Source records>
..........
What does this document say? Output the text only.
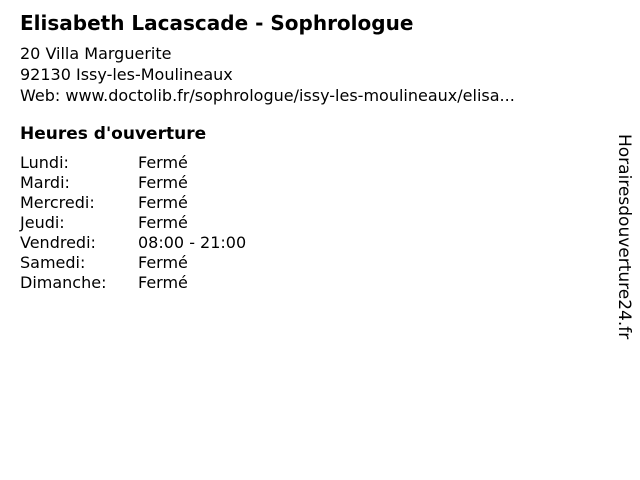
Elisabeth Lacascade - Sophrologue
20 Villa Marguerite
92130 Issy-les-Moulineaux
Web: www.doctolib.fr/sophrologue/issy-les-moulineaux/elisa...
Heures d'ouverture
Lundi:	Fermé
Mardi:	Fermé
Mercredi:	Fermé
Jeudi:	Fermé
Vendredi:	08:00 - 21:00
Samedi:	Fermé
Dimanche: Fermé	Horairesdouverture24.fr
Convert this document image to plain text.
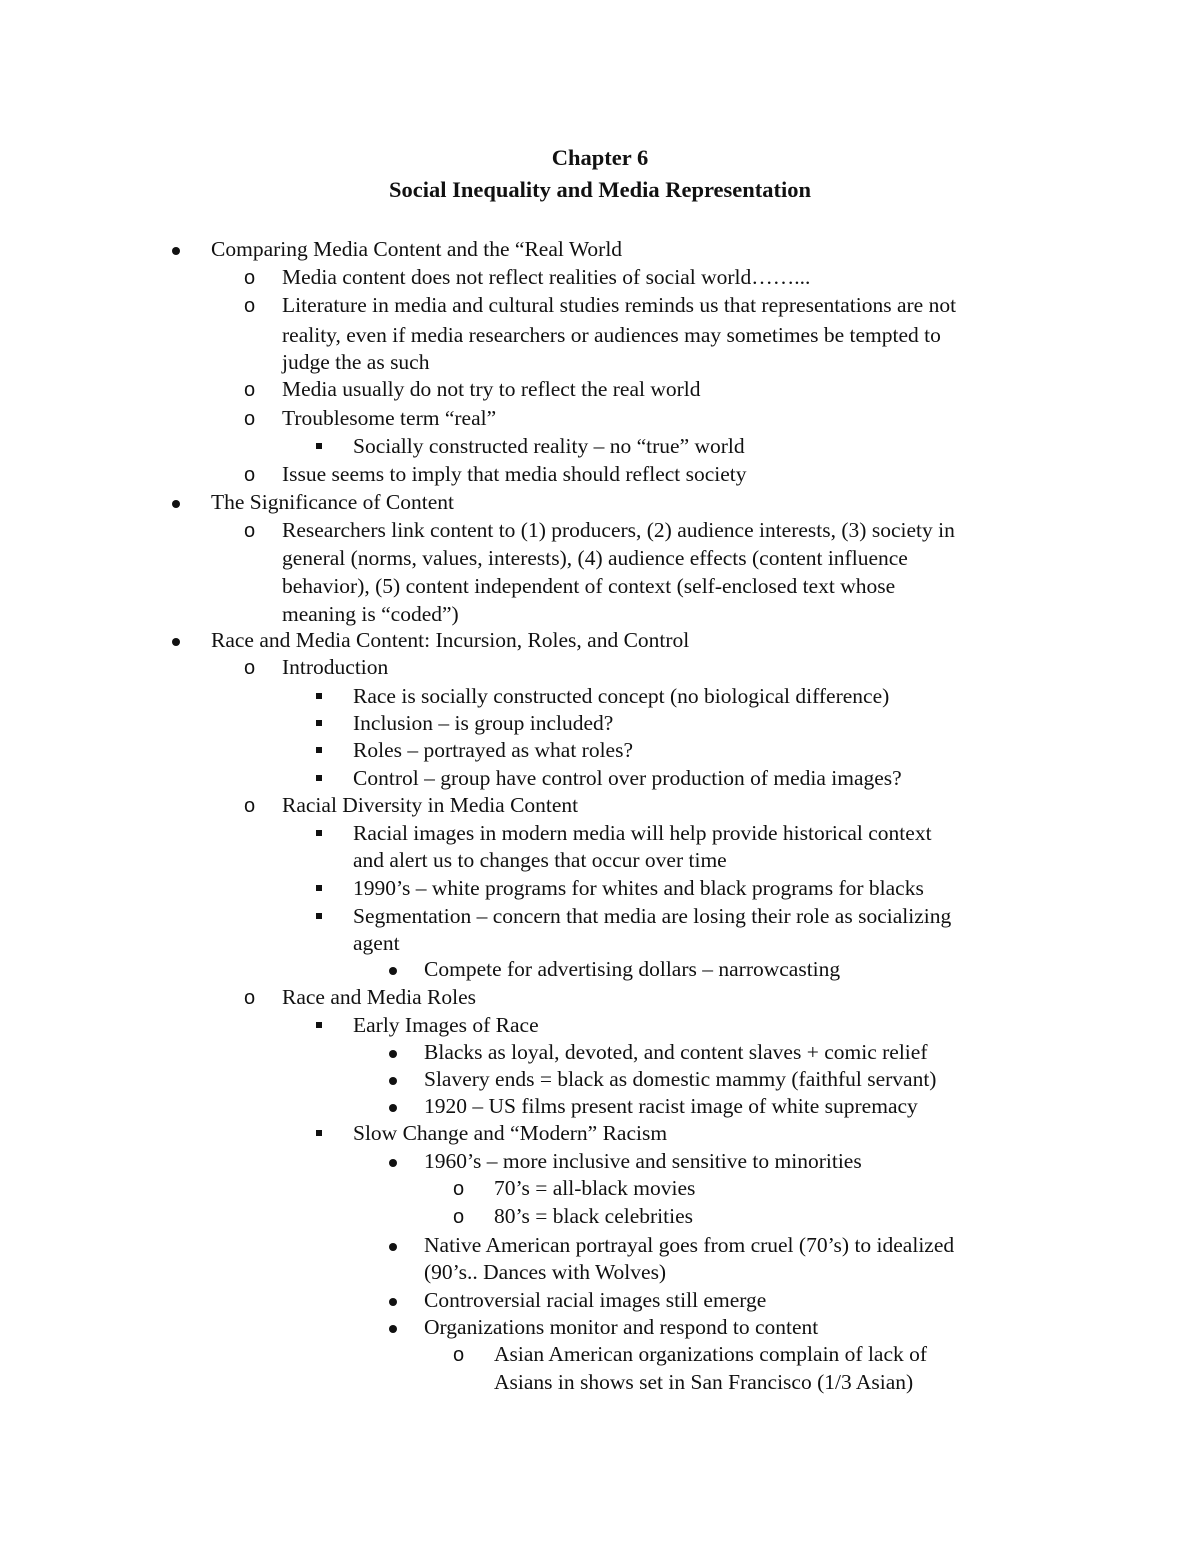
Chapter 6
Social Inequality and Media Representation
Comparing Media Content and the “Real World
o Media content does not reflect realities of social world……...
o Literature in media and cultural studies reminds us that representations are not
reality, even if media researchers or audiences may sometimes be tempted to
judge the as such
o Media usually do not try to reflect the real world
o Troublesome term “real”
Socially constructed reality – no “true” world
o Issue seems to imply that media should reflect society
The Significance of Content
o Researchers link content to (1) producers, (2) audience interests, (3) society in
general (norms, values, interests), (4) audience effects (content influence
behavior), (5) content independent of context (self-enclosed text whose
meaning is “coded”)
Race and Media Content: Incursion, Roles, and Control
o Introduction
Race is socially constructed concept (no biological difference)
Inclusion – is group included?
Roles – portrayed as what roles?
Control – group have control over production of media images?
o Racial Diversity in Media Content
Racial images in modern media will help provide historical context
and alert us to changes that occur over time
1990’s – white programs for whites and black programs for blacks
Segmentation – concern that media are losing their role as socializing
agent
Compete for advertising dollars – narrowcasting
o Race and Media Roles
Early Images of Race
Blacks as loyal, devoted, and content slaves + comic relief
Slavery ends = black as domestic mammy (faithful servant)
1920 – US films present racist image of white supremacy
Slow Change and “Modern” Racism
1960’s – more inclusive and sensitive to minorities
o 70’s = all-black movies
o 80’s = black celebrities
Native American portrayal goes from cruel (70’s) to idealized
(90’s.. Dances with Wolves)
Controversial racial images still emerge
Organizations monitor and respond to content
o Asian American organizations complain of lack of
Asians in shows set in San Francisco (1/3 Asian)
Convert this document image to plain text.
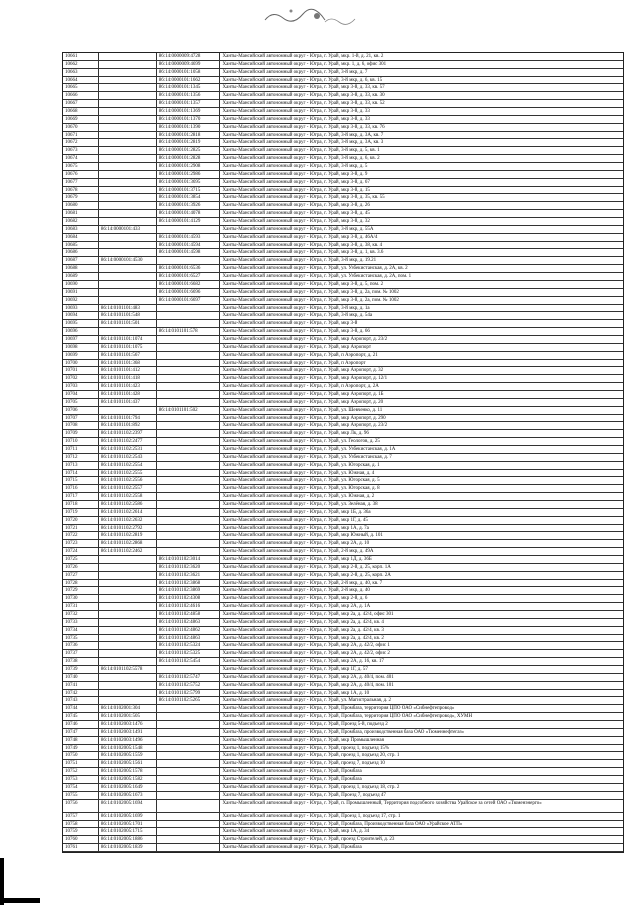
10661	86:14:0000009:4728	Ханты-Мансийский автономный округ - Югра, г. Урай, мкр. 1-й, д. 21, кв. 2
10662	86:14:0000009:4699	Ханты-Мансийский автономный округ - Югра, г. Урай, мкр. 1, д. 6, офис 301
10663	86:14:0000101:1058	Ханты-Мансийский автономный округ - Югра, г. Урай, 3-й мкр, д. 7
10664	86:14:0000101:1662	Ханты-Мансийский автономный округ - Югра, г. Урай, 3-й мкр, д. 6, кв. 15
10665	86:14:0000101:1345	Ханты-Мансийский автономный округ - Югра, г. Урай, мкр 3-й, д. 33, кв. 57
10666	86:14:0000101:1356	Ханты-Мансийский автономный округ - Югра, г. Урай, мкр 3-й, д. 33, кв. 30
10667	86:14:0000101:1357	Ханты-Мансийский автономный округ - Югра, г. Урай, мкр 3-й, д. 33, кв. 52
10668	86:14:0000101:1369	Ханты-Мансийский автономный округ - Югра, г. Урай, мкр 3-й, д. 33
10669	86:14:0000101:1370	Ханты-Мансийский автономный округ - Югра, г. Урай, мкр 3-й, д. 33
10670	86:14:0000101:1390	Ханты-Мансийский автономный округ - Югра, г. Урай, мкр 3-й, д. 33, кв. 76
10671	86:14:0000101:2818	Ханты-Мансийский автономный округ - Югра, г. Урай, 3-й мкр, д. 3А, кв. 7
10672	86:14:0000101:2819	Ханты-Мансийский автономный округ - Югра, г. Урай, 3-й мкр, д. 3А, кв. 3
10673	86:14:0000101:2825	Ханты-Мансийский автономный округ - Югра, г. Урай, 3-й мкр, д. 5, кв. 1
10674	86:14:0000101:2828	Ханты-Мансийский автономный округ - Югра, г. Урай, 3-й мкр, д. 6, кв. 2
10675	86:14:0000101:2908	Ханты-Мансийский автономный округ - Югра, г. Урай, 3-й мкр, д. 5
10676	86:14:0000101:2986	Ханты-Мансийский автономный округ - Югра, г. Урай, мкр 3-й, д. 9
10677	86:14:0000101:3695	Ханты-Мансийский автономный округ - Югра, г. Урай, мкр 3-й, д. 67
10678	86:14:0000101:3715	Ханты-Мансийский автономный округ - Югра, г. Урай, мкр 3-й, д. 15
10679	86:14:0000101:3854	Ханты-Мансийский автономный округ - Югра, г. Урай, мкр 3-й, д. 35, кв. 55
10680	86:14:0000101:3926	Ханты-Мансийский автономный округ - Югра, г. Урай, мкр 3-й, д. 26
10681	86:14:0000101:4078	Ханты-Мансийский автономный округ - Югра, г. Урай, мкр 3-й, д. 45
10682	86:14:0000101:4129	Ханты-Мансийский автономный округ - Югра, г. Урай, мкр 3-й, д. 32
10683	86:14:0000101:433	Ханты-Мансийский автономный округ - Югра, г. Урай, 3-й мкр, д. 55А
10684	86:14:0000101:4593	Ханты-Мансийский автономный округ - Югра, г. Урай, мкр 3-й, д. 46А/4
10685	86:14:0000101:4594	Ханты-Мансийский автономный округ - Югра, г. Урай, мкр 3-й, д. 38, кв. 4
10686	86:14:0000101:4598	Ханты-Мансийский автономный округ - Югра, г. Урай, мкр 3-й, д. 1, кв. 3.6
10687	86:14:0000101:4530	Ханты-Мансийский автономный округ - Югра, г. Урай, 3-й мкр, д. 19.21
10688	86:14:0000101:6536	Ханты-Мансийский автономный округ - Югра, г. Урай, ул. Узбекистанская, д. 2А, кв. 2
10689	86:14:0000101:6527	Ханты-Мансийский автономный округ - Югра, г. Урай, ул. Узбекистанская, д. 2А, пом. 1
10690	86:14:0000101:6682	Ханты-Мансийский автономный округ - Югра, г. Урай, мкр 3-й, д. 5, пом. 2
10691	86:14:0000101:6696	Ханты-Мансийский автономный округ - Югра, г. Урай, мкр 3-й, д. 2а, пом. № 1002
10692	86:14:0000101:6697	Ханты-Мансийский автономный округ - Югра, г. Урай, мкр 3-й, д. 2а, пом. № 1002
10693	86:14:0101101:483	Ханты-Мансийский автономный округ - Югра, г. Урай, 3-й мкр, д. 1а
10694	86:14:0101101:548	Ханты-Мансийский автономный округ - Югра, г. Урай, 3-й мкр, д. 54а
10695	86:14:0101101:501	Ханты-Мансийский автономный округ - Югра, г. Урай, мкр 3-й
10696	86:14:0101101:578	Ханты-Мансийский автономный округ - Югра, г. Урай, мкр 3-й, д. 66
10697	86:14:0101101:1074	Ханты-Мансийский автономный округ - Югра, г. Урай, мкр Аэропорт, д. 23/2
10698	86:14:0101101:1075	Ханты-Мансийский автономный округ - Югра, г. Урай, мкр Аэропорт
10699	86:14:0101101:567	Ханты-Мансийский автономный округ - Югра, г. Урай, п Аэропорт, д. 21
10700	86:14:0101101:368	Ханты-Мансийский автономный округ - Югра, г. Урай, п Аэропорт
10701	86:14:0101101:412	Ханты-Мансийский автономный округ - Югра, г. Урай, мкр Аэропорт, д. 32
10702	86:14:0101101:418	Ханты-Мансийский автономный округ - Югра, г. Урай, мкр Аэропорт, д. 12/1
10703	86:14:0101101:423	Ханты-Мансийский автономный округ - Югра, г. Урай, п Аэропорт, д. 2А
10704	86:14:0101101:428	Ханты-Мансийский автономный округ - Югра, г. Урай, мкр Аэропорт, д. 1Б
10705	86:14:0101101:437	Ханты-Мансийский автономный округ - Югра, г. Урай, мкр Аэропорт, д. 20
10706	86:14:0101101:502	Ханты-Мансийский автономный округ - Югра, г. Урай, ул. Шевченко, д. 11
10707	86:14:0101101:794	Ханты-Мансийский автономный округ - Югра, г. Урай, мкр Аэропорт, д. 290
10708	86:14:0101101:892	Ханты-Мансийский автономный округ - Югра, г. Урай, мкр Аэропорт, д. 23/2
10709	86:14:0101102:2397	Ханты-Мансийский автономный округ - Югра, г. Урай, мкр Лк, д. 96
10710	86:14:0101102:2477	Ханты-Мансийский автономный округ - Югра, г. Урай, ул. Геологов, д. 25
10711	86:14:0101102:2531	Ханты-Мансийский автономный округ - Югра, г. Урай, ул. Узбекистанская, д. 1А
10712	86:14:0101102:2543	Ханты-Мансийский автономный округ - Югра, г. Урай, ул. Узбекистанская, д. 7
10713	86:14:0101102:2554	Ханты-Мансийский автономный округ - Югра, г. Урай, ул. Югорская, д. 1
10714	86:14:0101102:2555	Ханты-Мансийский автономный округ - Югра, г. Урай, ул. Южная, д. 4
10715	86:14:0101102:2556	Ханты-Мансийский автономный округ - Югра, г. Урай, ул. Югорская, д. 5
10716	86:14:0101102:2557	Ханты-Мансийский автономный округ - Югра, г. Урай, ул. Югорская, д. 8
10717	86:14:0101102:2558	Ханты-Мансийский автономный округ - Югра, г. Урай, ул. Южная, д. 2
10718	86:14:0101102:2586	Ханты-Мансийский автономный округ - Югра, г. Урай, ул. Зелёная, д. 38
10719	86:14:0101102:2614	Ханты-Мансийский автономный округ - Югра, г. Урай, мкр 1Б, д. 36а
10720	86:14:0101102:2632	Ханты-Мансийский автономный округ - Югра, г. Урай, мкр 1Г, д. 45
10721	86:14:0101102:2792	Ханты-Мансийский автономный округ - Югра, г. Урай, мкр 1А, д. 7а
10722	86:14:0101102:2819	Ханты-Мансийский автономный округ - Югра, г. Урай, мкр Южный, д. 101
10723	86:14:0101102:2868	Ханты-Мансийский автономный округ - Югра, г. Урай, мкр 2А, д. 10
10724	86:14:0101102:2462	Ханты-Мансийский автономный округ - Югра, г. Урай, 2-й мкр, д. 49А
10725	86:14:0101102:3014	Ханты-Мансийский автономный округ - Югра, г. Урай, мкр 1Д, д. 36Б
10726	86:14:0101102:3620	Ханты-Мансийский автономный округ - Югра, г. Урай, мкр 2-й, д. 25, корп. 1А
10727	86:14:0101102:3621	Ханты-Мансийский автономный округ - Югра, г. Урай, мкр 2-й, д. 25, корп. 2А
10728	86:14:0101102:3868	Ханты-Мансийский автономный округ - Югра, г. Урай, 2-й мкр, д. 40, кв. 7
10729	86:14:0101102:3869	Ханты-Мансийский автономный округ - Югра, г. Урай, 2-й мкр, д. 40
10730	86:14:0101102:4308	Ханты-Мансийский автономный округ - Югра, г. Урай, мкр 2-й, д. 6
10731	86:14:0101102:4616	Ханты-Мансийский автономный округ - Югра, г. Урай, мкр 2А, д. 1А
10732	86:14:0101102:4858	Ханты-Мансийский автономный округ - Югра, г. Урай, мкр 2а, д. 42/4, офис 301
10733	86:14:0101102:4863	Ханты-Мансийский автономный округ - Югра, г. Урай, мкр 2а, д. 42/4, кв. 4
10734	86:14:0101102:4862	Ханты-Мансийский автономный округ - Югра, г. Урай, мкр 2а, д. 42/4, кв. 3
10735	86:14:0101102:4863	Ханты-Мансийский автономный округ - Югра, г. Урай, мкр 2а, д. 42/4, кв. 2
10736	86:14:0101102:5324	Ханты-Мансийский автономный округ - Югра, г. Урай, мкр 2А, д. 42/2, офис 1
10737	86:14:0101102:5325	Ханты-Мансийский автономный округ - Югра, г. Урай, мкр 2А, д. 42/2, офис 2
10738	86:14:0101102:5454	Ханты-Мансийский автономный округ - Югра, г. Урай, мкр 2А, д. 16, кв. 17
10739	86:14:0101102:5578	Ханты-Мансийский автономный округ - Югра, г. Урай, мкр 1Г, д. 57
10740	86:14:0101102:5747	Ханты-Мансийский автономный округ - Югра, г. Урай, мкр 2А, д. 40/4, пом. 401
10741	86:14:0101102:5752	Ханты-Мансийский автономный округ - Югра, г. Урай, мкр 2А, д. 40/4, пом. 101
10742	86:14:0101102:5799	Ханты-Мансийский автономный округ - Югра, г. Урай, мкр 1А, д. 10
10743	86:14:0101102:5265	Ханты-Мансийский автономный округ - Югра, г. Урай, ул. Магистральная, д. 2
10744	86:14:0102001:304	Ханты-Мансийский автономный округ - Югра, г. Урай, Промбаза, территория ЦПО ОАО «Сибнефтепровод»
10745	86:14:0102001:505	Ханты-Мансийский автономный округ - Югра, г. Урай, Промбаза, территория ЦПО ОАО «Сибнефтепровод», ХУМН
10746	86:14:0102003:1476	Ханты-Мансийский автономный округ - Югра, г. Урай, Проезд 5-й, подъезд 2
10747	86:14:0102003:1491	Ханты-Мансийский автономный округ - Югра, г. Урай, Промбаза, производственная база ОАО «Тюменнефтегаз»
10748	86:14:0102003:1496	Ханты-Мансийский автономный округ - Югра, г. Урай, мкр Промышленная
10749	86:14:0102005:1548	Ханты-Мансийский автономный округ - Югра, г. Урай, проезд 1, подъезд 15%
10750	86:14:0102005:1559	Ханты-Мансийский автономный округ - Югра, г. Урай, проезд 1, подъезд 20, стр. 1
10751	86:14:0102005:1561	Ханты-Мансийский автономный округ - Югра, г. Урай, проезд 7, подъезд 10
10752	86:14:0102005:1578	Ханты-Мансийский автономный округ - Югра, г. Урай, Промбаза
10753	86:14:0102005:1582	Ханты-Мансийский автономный округ - Югра, г. Урай, Промбаза
10754	86:14:0102005:1649	Ханты-Мансийский автономный округ - Югра, г. Урай, проезд 1, подъезд 18, стр. 2
10755	86:14:0102005:1673	Ханты-Мансийский автономный округ - Югра, г. Урай, Проезд 7, подъезд 47
10756	86:14:0102005:1694	Ханты-Мансийский автономный округ - Югра, г. Урай, п. Промышленный, Территория подсобного хозяйства Урайское за сетей ОАО «Тюменэнерго»
10757	86:14:0102005:1699	Ханты-Мансийский автономный округ - Югра, г. Урай, Проезд 1, подъезд 17, стр. 1
10758	86:14:0102005:1701	Ханты-Мансийский автономный округ - Югра, г. Урай, Промбаза, Производственная база ОАО «Урайское АТП»
10759	86:14:0102005:1715	Ханты-Мансийский автономный округ - Югра, г. Урай, мкр 1А, д. 34
10760	86:14:0102005:1886	Ханты-Мансийский автономный округ - Югра, г. Урай, проезд Строителей, д. 23
10761	86:14:0102005:1839	Ханты-Мансийский автономный округ - Югра, г. Урай, Промбаза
..........
What the task asks> Check each line of the entries for the string "Roles". Copy the lines that have it.

Completed exercise>
Race and Media Content: Incursion, Roles, and Control
Roles – portrayed as what roles?
o Race and Media Roles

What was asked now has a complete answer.